---------- DATASET ROWS ----------

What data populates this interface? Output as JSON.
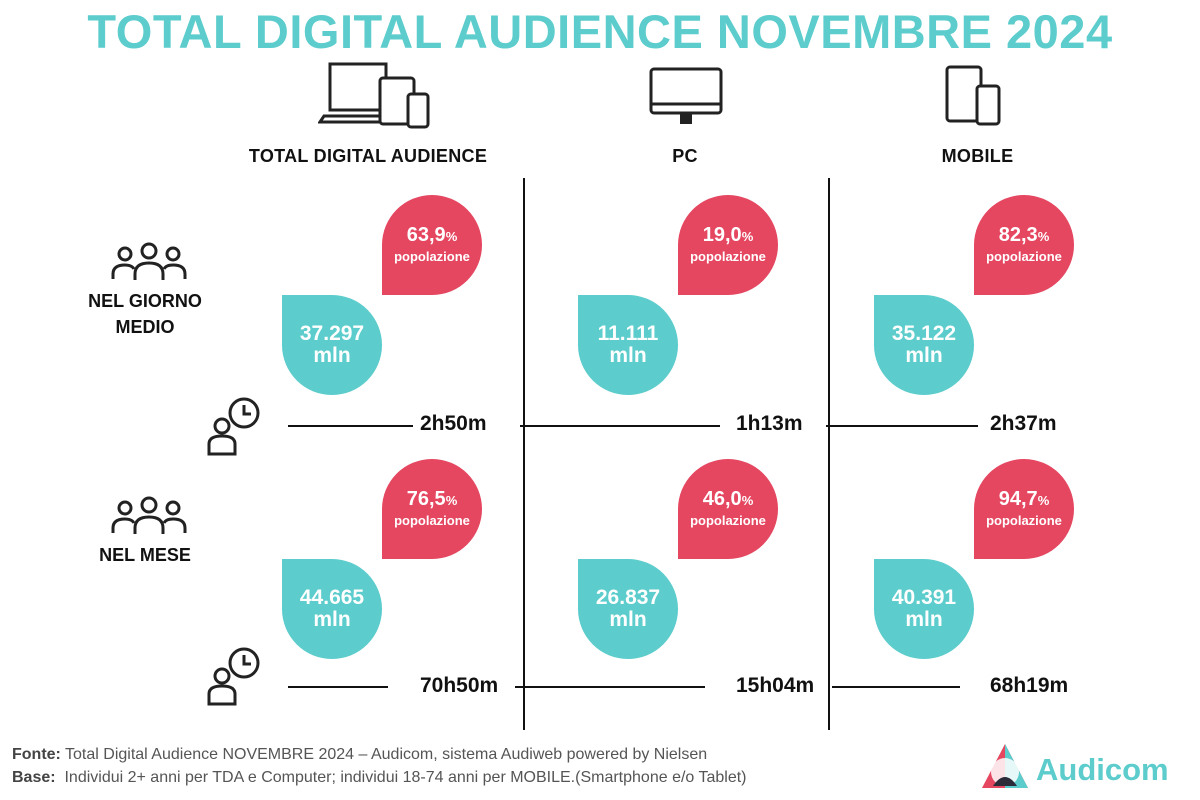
{
  "title": "TOTAL DIGITAL AUDIENCE NOVEMBRE 2024",
  "columns": [
    "TOTAL DIGITAL AUDIENCE",
    "PC",
    "MOBILE"
  ],
  "rows": [
    "NEL GIORNO|MEDIO",
    "NEL MESE"
  ],
  "colors": {
    "teal": "#5ccccc",
    "red": "#e54660"
  },
  "pct_unit": "%",
  "pop_label": "popolazione",
  "mln_label": "mln",
  "chart_data": {
    "type": "table",
    "title": "TOTAL DIGITAL AUDIENCE NOVEMBRE 2024",
    "columns": [
      "TOTAL DIGITAL AUDIENCE",
      "PC",
      "MOBILE"
    ],
    "rows": [
      {
        "label": "NEL GIORNO MEDIO",
        "cells": [
          {
            "pct": "63,9",
            "users": "37.297",
            "time": "2h50m"
          },
          {
            "pct": "19,0",
            "users": "11.111",
            "time": "1h13m"
          },
          {
            "pct": "82,3",
            "users": "35.122",
            "time": "2h37m"
          }
        ]
      },
      {
        "label": "NEL MESE",
        "cells": [
          {
            "pct": "76,5",
            "users": "44.665",
            "time": "70h50m"
          },
          {
            "pct": "46,0",
            "users": "26.837",
            "time": "15h04m"
          },
          {
            "pct": "94,7",
            "users": "40.391",
            "time": "68h19m"
          }
        ]
      }
    ]
  },
  "footer": {
    "fonte_label": "Fonte:",
    "fonte_text": " Total Digital Audience NOVEMBRE 2024 – Audicom, sistema Audiweb powered by Nielsen",
    "base_label": "Base:",
    "base_text": "  Individui 2+ anni per TDA e Computer; individui 18-74 anni per MOBILE.(Smartphone e/o Tablet)"
  },
  "logo": "Audicom"
}
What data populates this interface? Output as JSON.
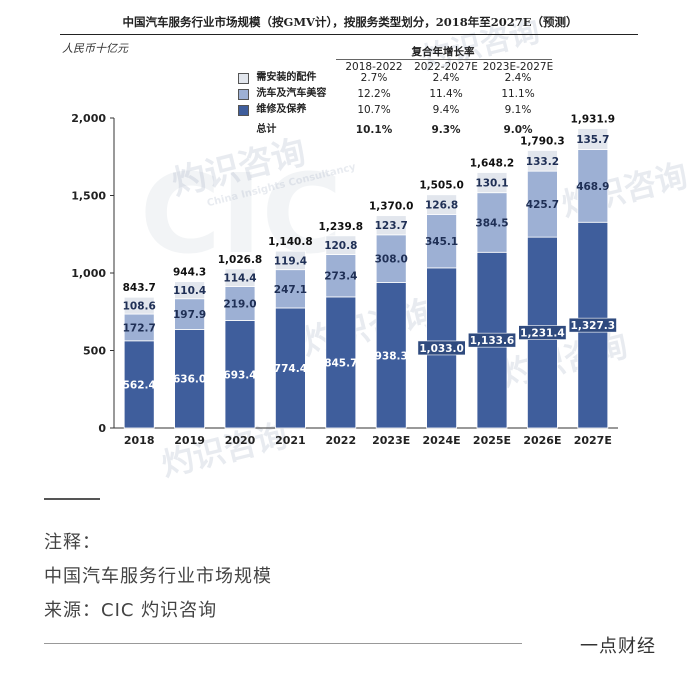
{
  "chart_data": {
    "type": "bar",
    "stacked": true,
    "title": "中国汽车服务行业市场规模（按GMV计），按服务类型划分，2018年至2027E（预测）",
    "unit_label": "人民币十亿元",
    "categories": [
      "2018",
      "2019",
      "2020",
      "2021",
      "2022",
      "2023E",
      "2024E",
      "2025E",
      "2026E",
      "2027E"
    ],
    "series": [
      {
        "name": "维修及保养",
        "color": "#3f5e9c",
        "values": [
          562.4,
          636.0,
          693.4,
          774.4,
          845.7,
          938.3,
          1033.0,
          1133.6,
          1231.4,
          1327.3
        ],
        "labels": [
          "562.4",
          "636.0",
          "693.4",
          "774.4",
          "845.7",
          "938.3",
          "1,033.0",
          "1,133.6",
          "1,231.4",
          "1,327.3"
        ]
      },
      {
        "name": "洗车及汽车美容",
        "color": "#9db0d4",
        "values": [
          172.7,
          197.9,
          219.0,
          247.1,
          273.4,
          308.0,
          345.1,
          384.5,
          425.7,
          468.9
        ],
        "labels": [
          "172.7",
          "197.9",
          "219.0",
          "247.1",
          "273.4",
          "308.0",
          "345.1",
          "384.5",
          "425.7",
          "468.9"
        ]
      },
      {
        "name": "需安装的配件",
        "color": "#e2e6ed",
        "values": [
          108.6,
          110.4,
          114.4,
          119.4,
          120.8,
          123.7,
          126.8,
          130.1,
          133.2,
          135.7
        ],
        "labels": [
          "108.6",
          "110.4",
          "114.4",
          "119.4",
          "120.8",
          "123.7",
          "126.8",
          "130.1",
          "133.2",
          "135.7"
        ]
      }
    ],
    "totals": [
      "843.7",
      "944.3",
      "1,026.8",
      "1,140.8",
      "1,239.8",
      "1,370.0",
      "1,505.0",
      "1,648.2",
      "1,790.3",
      "1,931.9"
    ],
    "yticks": [
      0,
      500,
      1000,
      1500,
      2000
    ],
    "ytick_labels": [
      "0",
      "500",
      "1,000",
      "1,500",
      "2,000"
    ],
    "ylim": [
      0,
      2000
    ],
    "legend": "top-left"
  },
  "cagr_table": {
    "header": "复合年增长率",
    "columns": [
      "2018-2022",
      "2022-2027E",
      "2023E-2027E"
    ],
    "rows": [
      {
        "label": "需安装的配件",
        "color": "#e2e6ed",
        "values": [
          "2.7%",
          "2.4%",
          "2.4%"
        ]
      },
      {
        "label": "洗车及汽车美容",
        "color": "#9db0d4",
        "values": [
          "12.2%",
          "11.4%",
          "11.1%"
        ]
      },
      {
        "label": "维修及保养",
        "color": "#3f5e9c",
        "values": [
          "10.7%",
          "9.4%",
          "9.1%"
        ]
      }
    ],
    "total": {
      "label": "总计",
      "values": [
        "10.1%",
        "9.3%",
        "9.0%"
      ]
    }
  },
  "watermarks": {
    "logo": "CIC",
    "name_cn": "灼识咨询",
    "name_en": "China Insights Consultancy"
  },
  "footer": {
    "note_label": "注释：",
    "note_text": "中国汽车服务行业市场规模",
    "source": "来源：CIC 灼识咨询",
    "brand": "一点财经"
  }
}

----------

* [AIM]
Check each line of the entries above for the word "title". List the ones that have it.

* [SOLUTION TO THIS PROBLEM]
  "title": "TOTAL DIGITAL AUDIENCE NOVEMBRE 2024",
    "title": "TOTAL DIGITAL AUDIENCE NOVEMBRE 2024",
    "title": "中国汽车服务行业市场规模（按GMV计），按服务类型划分，2018年至2027E（预测）",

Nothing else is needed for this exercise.